Given request: Continue the forum thread on ZFS caching and read chunk sizes from the point where it ends.

Document excerpt:

▼▼▼

I always thought primarycache was something that could be used to tune the dataset, in case you decided it made more sense to cache more metadata decribing the location of data than the data itself. Actually it looks like a terrible idea.

Searching around I came across this post (viewtopic.php?f=48&t=44035) where they see the same issue.

ZFS can write data in blocks of any size. If you write a 2kb file, it should create a 2kb record. However, if you create a large file, it will, by default, be split into 128kb chunks. Reading this file with code that pulls the data in chunks of <128kb appears to be disastrous. If you are running a dataset for a specific purpose (like a database) you can probably mitigate this by making sure you set recordsize to the same size used for reads by the database engine.

It's quite a shock though. I guess I was expecting ZFS to have some inbuilt cache to deal with data that is currently build read, but it obviously just relies on the MRU in ARC.


----------



## patpro (Mar 21, 2014)

I've checked the behavior of the `cat` command with `dtruss`, the 4k chunk size is clearly shown for `read` syscalls.

▲▲▲

Rows:
▼▼▼

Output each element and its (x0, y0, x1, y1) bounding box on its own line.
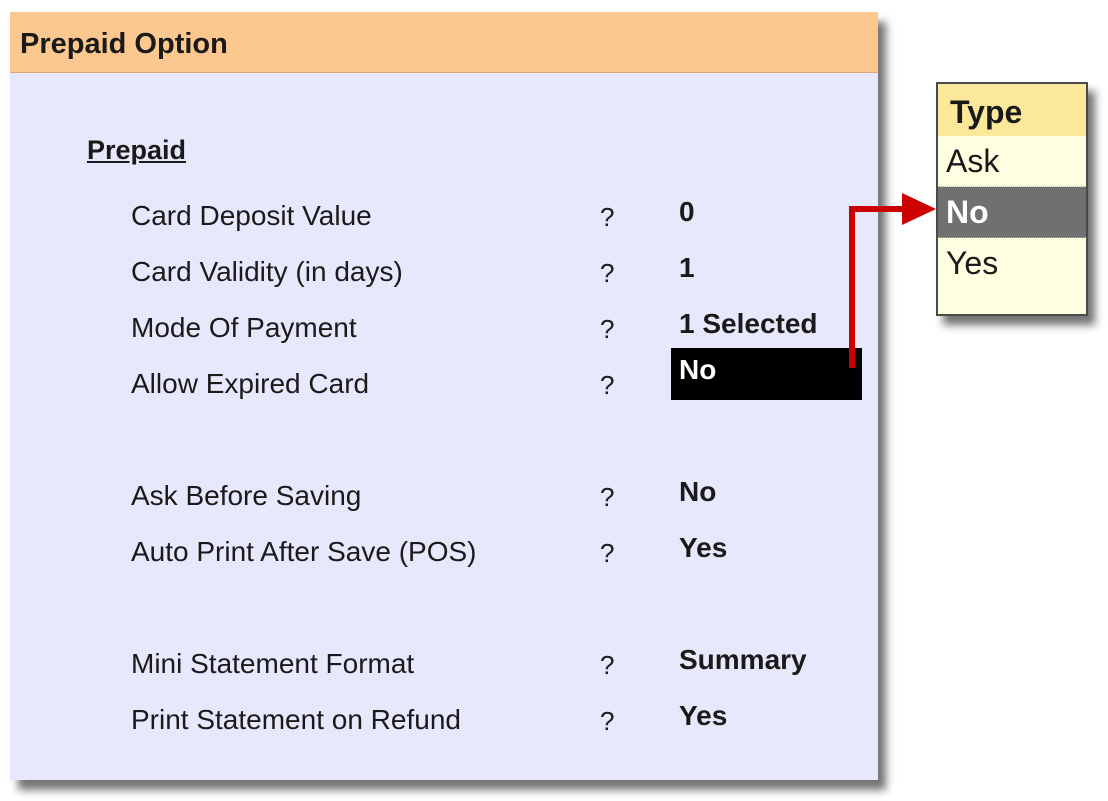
field-question-mark: ? (600, 258, 615, 288)
field-value[interactable]: Summary (671, 638, 815, 690)
field-value[interactable]: 1 (671, 246, 703, 298)
field-label: Allow Expired Card (131, 368, 370, 399)
panel-header: Prepaid Option (10, 12, 878, 73)
field-row-mini-statement-format[interactable]: Mini Statement Format ? Summary (10, 638, 878, 690)
field-label: Mode Of Payment (131, 312, 357, 343)
field-label: Print Statement on Refund (131, 704, 461, 735)
field-row-allow-expired-card[interactable]: Allow Expired Card ? No (10, 348, 878, 400)
field-value[interactable]: 0 (671, 190, 703, 242)
red-connector-arrow-icon (849, 193, 936, 368)
field-value[interactable]: Yes (671, 694, 735, 746)
section-heading-prepaid: Prepaid (87, 135, 187, 165)
field-row-print-statement-on-refund[interactable]: Print Statement on Refund ? Yes (10, 694, 878, 746)
field-label: Auto Print After Save (POS) (131, 536, 477, 567)
field-value[interactable]: No (671, 470, 724, 522)
field-question-mark: ? (600, 650, 615, 680)
field-row-mode-of-payment[interactable]: Mode Of Payment ? 1 Selected (10, 302, 878, 354)
field-question-mark: ? (600, 538, 615, 568)
field-question-mark: ? (600, 202, 615, 232)
field-row-auto-print-after-save[interactable]: Auto Print After Save (POS) ? Yes (10, 526, 878, 578)
popup-option-ask[interactable]: Ask (938, 136, 1086, 187)
field-row-card-deposit-value[interactable]: Card Deposit Value ? 0 (10, 190, 878, 242)
popup-option-no[interactable]: No (938, 187, 1086, 238)
popup-option-yes[interactable]: Yes (938, 238, 1086, 288)
field-value-selected[interactable]: No (671, 348, 862, 400)
page: Prepaid Option Prepaid Card Deposit Valu… (0, 0, 1108, 801)
field-row-card-validity[interactable]: Card Validity (in days) ? 1 (10, 246, 878, 298)
panel-title: Prepaid Option (20, 28, 228, 60)
type-popup-list: Type Ask No Yes (936, 82, 1088, 316)
field-value[interactable]: Yes (671, 526, 735, 578)
field-question-mark: ? (600, 482, 615, 512)
field-question-mark: ? (600, 370, 615, 400)
field-label: Card Validity (in days) (131, 256, 403, 287)
field-row-ask-before-saving[interactable]: Ask Before Saving ? No (10, 470, 878, 522)
field-question-mark: ? (600, 314, 615, 344)
field-label: Card Deposit Value (131, 200, 372, 231)
popup-title: Type (938, 84, 1086, 136)
field-label: Ask Before Saving (131, 480, 362, 511)
prepaid-option-panel: Prepaid Option Prepaid Card Deposit Valu… (10, 12, 878, 780)
field-question-mark: ? (600, 706, 615, 736)
field-value[interactable]: 1 Selected (671, 302, 826, 354)
field-label: Mini Statement Format (131, 648, 415, 679)
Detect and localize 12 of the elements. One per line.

▲▲▲

Output for this exercise:
About primarycache and recordsize settings, you make a point: it's only for specific purposes like databases. I've posted a short article about tunning ZFS for MySQL usage on FreeBSD, with some interesting references: http://www.patpro.net/blog/index.php/20 ... n-freebsd/

This current forum thread clearly shows that playing with primarycache is a very bad idea, unless you know exactly how it works, and why you do it.


----------



## usdmatt (Mar 21, 2014)

> playing with primarycache is a very bad idea, unless you know exactly how it works, and why you do it.



That would be my conclusion as well. Being a zfs property that's easy to change, I think it gives the impression that it's something you can play with to tune the dataset. In reality it should only ever be changed for a very specific reason and you have to do a bit of work to make sure your application is configured correctly for it (and nothing other than that application is storing data there).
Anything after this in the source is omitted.